§ **EXERCISE AIM**: Which lines below hold the word "message"? Report each one.

§ **RECORDS FOR PROCESSING**:
<<<<

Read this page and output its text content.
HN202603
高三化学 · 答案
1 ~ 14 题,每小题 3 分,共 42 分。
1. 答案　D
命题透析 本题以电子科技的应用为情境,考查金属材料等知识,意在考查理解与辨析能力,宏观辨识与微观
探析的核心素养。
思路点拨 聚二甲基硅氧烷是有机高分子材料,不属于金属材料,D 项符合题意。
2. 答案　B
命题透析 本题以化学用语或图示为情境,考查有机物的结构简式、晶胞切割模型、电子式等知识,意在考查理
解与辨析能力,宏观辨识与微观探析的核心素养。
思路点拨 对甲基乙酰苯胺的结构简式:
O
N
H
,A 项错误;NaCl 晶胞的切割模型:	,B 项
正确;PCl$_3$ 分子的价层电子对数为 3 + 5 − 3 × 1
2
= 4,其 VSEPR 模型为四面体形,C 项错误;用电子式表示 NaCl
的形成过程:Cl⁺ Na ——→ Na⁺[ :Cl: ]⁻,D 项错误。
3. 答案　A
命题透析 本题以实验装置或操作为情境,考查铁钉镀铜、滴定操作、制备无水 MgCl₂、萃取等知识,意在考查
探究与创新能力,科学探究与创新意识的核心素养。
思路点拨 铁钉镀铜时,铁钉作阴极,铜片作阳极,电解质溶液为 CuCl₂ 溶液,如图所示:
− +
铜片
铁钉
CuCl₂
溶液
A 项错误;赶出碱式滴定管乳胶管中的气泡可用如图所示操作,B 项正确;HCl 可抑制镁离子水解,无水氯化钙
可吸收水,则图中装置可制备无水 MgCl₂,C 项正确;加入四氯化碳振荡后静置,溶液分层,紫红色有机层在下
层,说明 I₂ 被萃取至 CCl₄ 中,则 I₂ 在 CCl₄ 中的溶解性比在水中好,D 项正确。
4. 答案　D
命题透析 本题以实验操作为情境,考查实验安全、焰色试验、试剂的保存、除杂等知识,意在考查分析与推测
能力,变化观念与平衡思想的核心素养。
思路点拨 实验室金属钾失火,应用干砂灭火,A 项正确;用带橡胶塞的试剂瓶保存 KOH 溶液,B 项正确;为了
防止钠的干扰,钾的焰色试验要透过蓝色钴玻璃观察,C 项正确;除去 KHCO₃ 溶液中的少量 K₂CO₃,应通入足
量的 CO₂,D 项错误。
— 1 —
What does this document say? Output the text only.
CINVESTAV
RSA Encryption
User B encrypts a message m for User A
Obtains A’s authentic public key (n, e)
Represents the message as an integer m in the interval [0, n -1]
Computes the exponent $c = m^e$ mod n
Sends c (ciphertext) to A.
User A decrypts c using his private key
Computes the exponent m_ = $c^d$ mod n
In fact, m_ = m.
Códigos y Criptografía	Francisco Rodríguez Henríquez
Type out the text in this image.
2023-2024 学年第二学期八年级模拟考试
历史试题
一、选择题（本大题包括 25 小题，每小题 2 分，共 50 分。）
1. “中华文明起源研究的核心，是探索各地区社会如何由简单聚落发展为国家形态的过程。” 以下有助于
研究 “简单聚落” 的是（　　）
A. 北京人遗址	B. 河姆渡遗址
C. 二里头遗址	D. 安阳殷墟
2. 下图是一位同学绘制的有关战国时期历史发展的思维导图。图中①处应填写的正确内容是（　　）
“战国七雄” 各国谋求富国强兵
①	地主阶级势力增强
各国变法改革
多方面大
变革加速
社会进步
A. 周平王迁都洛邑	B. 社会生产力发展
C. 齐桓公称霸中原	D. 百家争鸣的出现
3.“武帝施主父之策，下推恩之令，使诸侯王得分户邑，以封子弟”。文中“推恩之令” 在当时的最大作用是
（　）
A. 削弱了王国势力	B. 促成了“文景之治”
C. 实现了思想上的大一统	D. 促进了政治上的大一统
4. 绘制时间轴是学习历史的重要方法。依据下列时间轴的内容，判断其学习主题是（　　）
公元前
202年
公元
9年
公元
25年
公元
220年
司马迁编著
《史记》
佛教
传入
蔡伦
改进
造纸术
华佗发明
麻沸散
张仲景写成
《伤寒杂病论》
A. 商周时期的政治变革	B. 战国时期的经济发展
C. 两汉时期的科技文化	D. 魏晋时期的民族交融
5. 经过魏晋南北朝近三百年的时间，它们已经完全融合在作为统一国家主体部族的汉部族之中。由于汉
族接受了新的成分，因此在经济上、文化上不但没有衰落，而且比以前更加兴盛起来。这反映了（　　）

>>>>

§ **TASK SOLUTION**:
User B encrypts a message m for User A
Represents the message as an integer m in the interval [0, n -1]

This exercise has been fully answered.